◆ **DESCRIPTION OF THE TASK**
Listed below are entries; give the number of lines among them that include "care", and only that number.

── MATERIAL PROVIDED ──

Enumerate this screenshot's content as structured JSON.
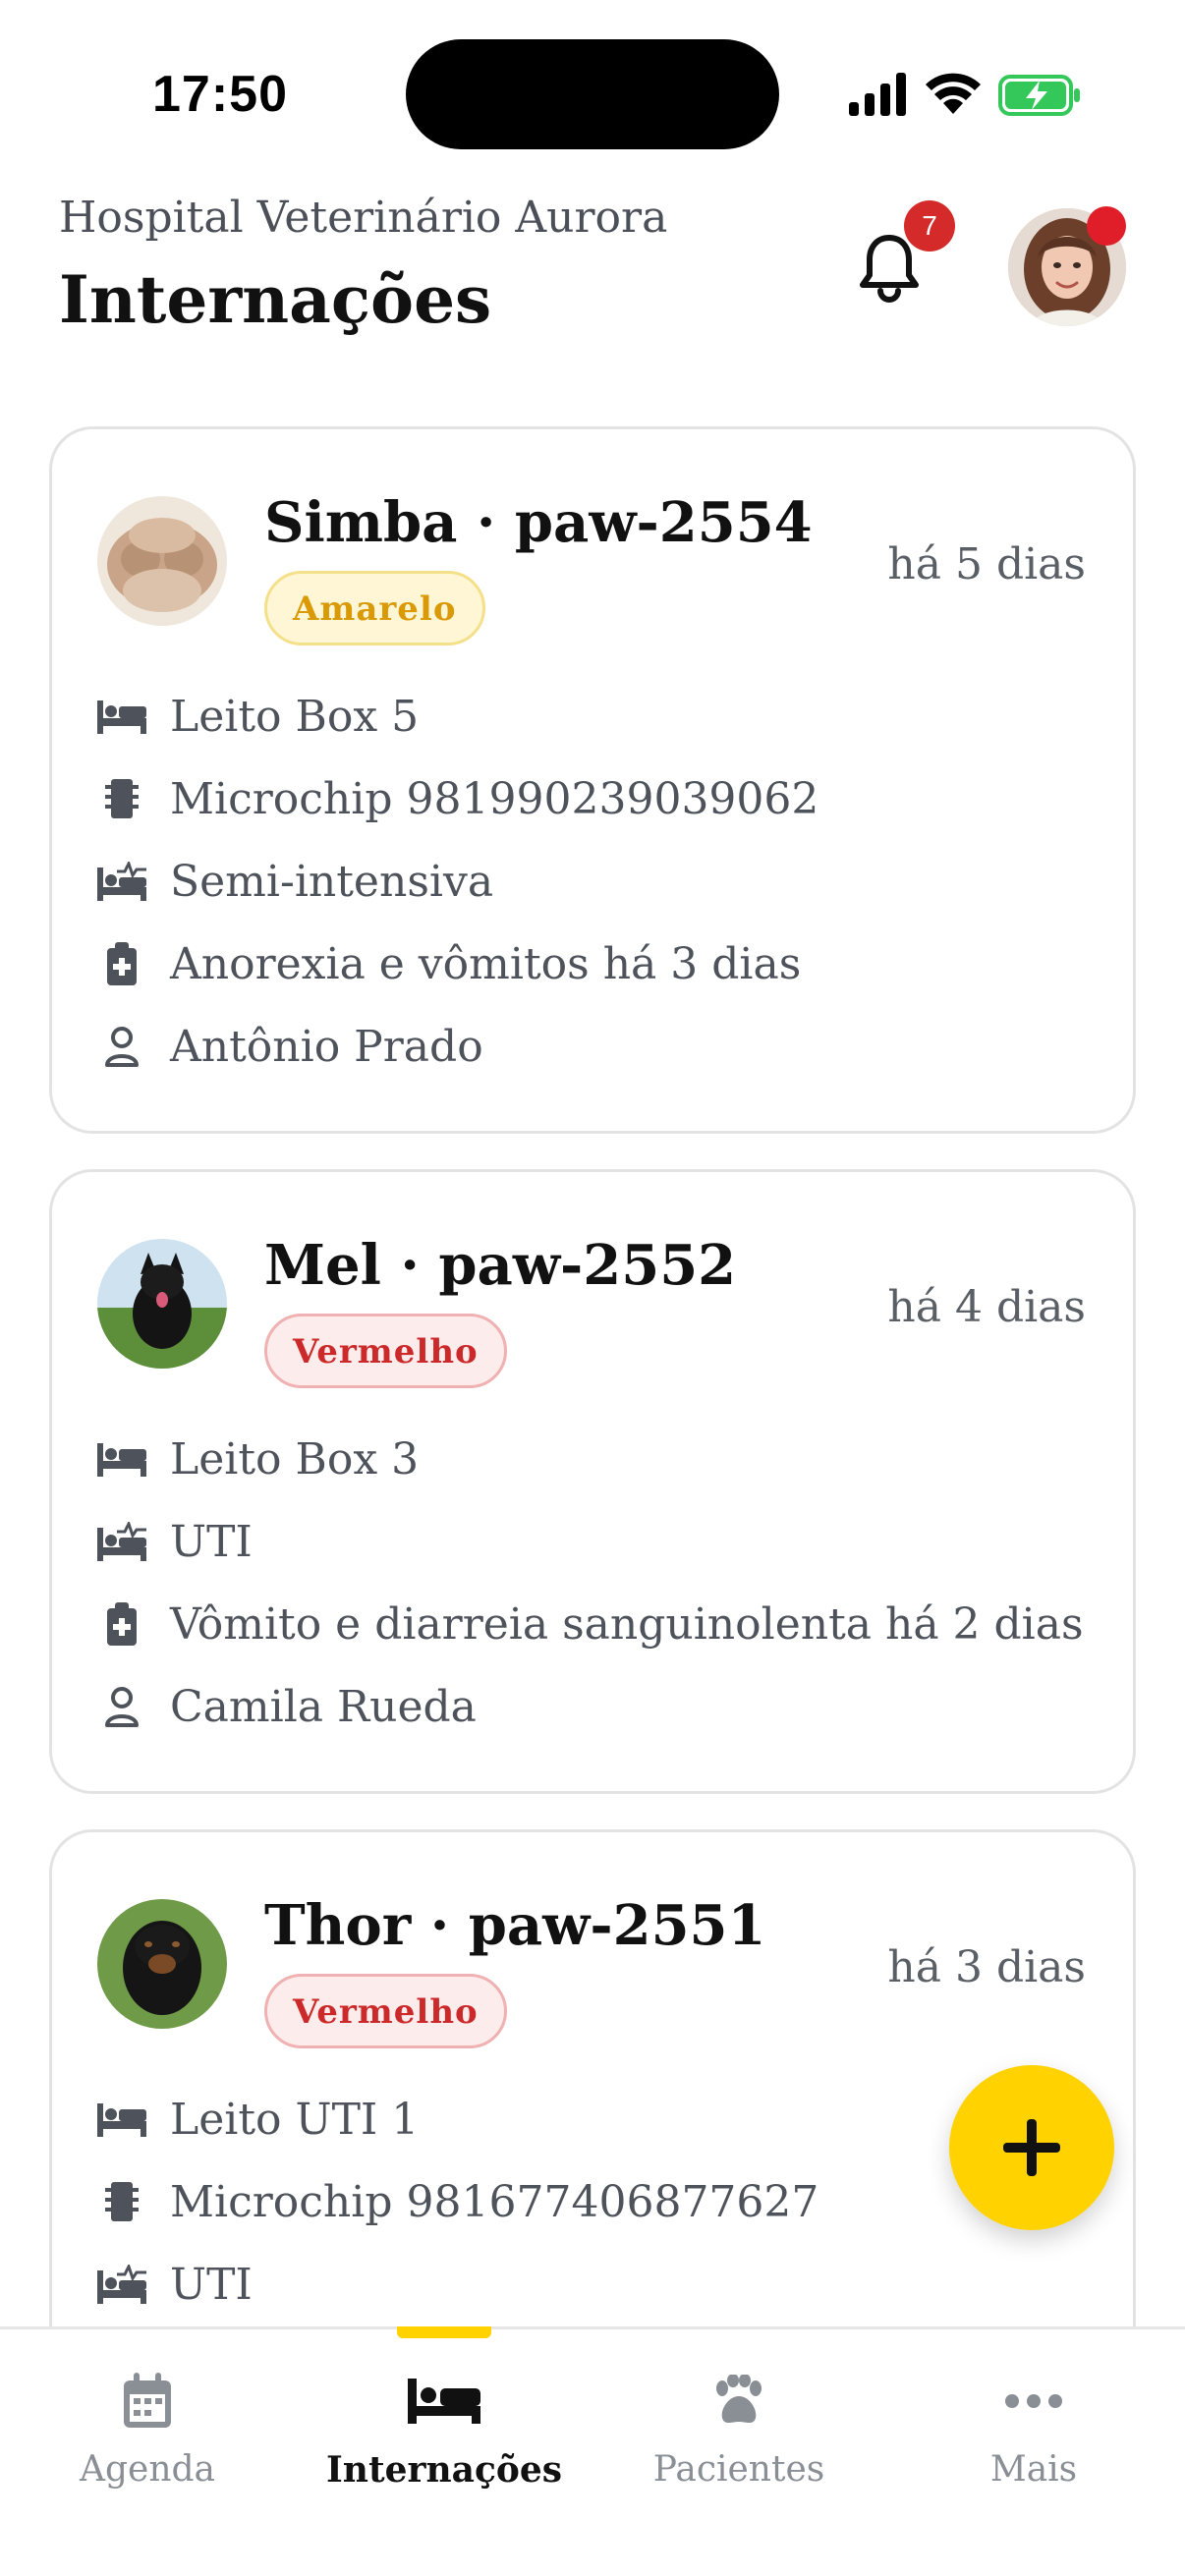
{
  "status_bar": {
    "time": "17:50"
  },
  "header": {
    "hospital_name": "Hospital Veterinário Aurora",
    "title": "Internações",
    "notification_count": "7"
  },
  "cards": [
    {
      "title": "Simba · paw-2554",
      "badge": "Amarelo",
      "ago": "há 5 dias",
      "rows": {
        "bed": "Leito Box 5",
        "microchip": "Microchip 981990239039062",
        "care": "Semi-intensiva",
        "complaint": "Anorexia e vômitos há 3 dias",
        "owner": "Antônio Prado"
      }
    },
    {
      "title": "Mel · paw-2552",
      "badge": "Vermelho",
      "ago": "há 4 dias",
      "rows": {
        "bed": "Leito Box 3",
        "care": "UTI",
        "complaint": "Vômito e diarreia sanguinolenta há 2 dias",
        "owner": "Camila Rueda"
      }
    },
    {
      "title": "Thor · paw-2551",
      "badge": "Vermelho",
      "ago": "há 3 dias",
      "rows": {
        "bed": "Leito UTI 1",
        "microchip": "Microchip 981677406877627",
        "care": "UTI"
      }
    }
  ],
  "tabbar": {
    "tabs": [
      {
        "label": "Agenda",
        "icon": "calendar-icon"
      },
      {
        "label": "Internações",
        "icon": "bed-icon",
        "active": true
      },
      {
        "label": "Pacientes",
        "icon": "paw-icon"
      },
      {
        "label": "Mais",
        "icon": "more-icon"
      }
    ]
  },
  "colors": {
    "accent": "#ffd200",
    "badge_amarelo": "#d99a06",
    "badge_vermelho": "#cc2a2a",
    "notification": "#d42a2a"
  }
}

───

◆ **COMPLETE ANSWER**
3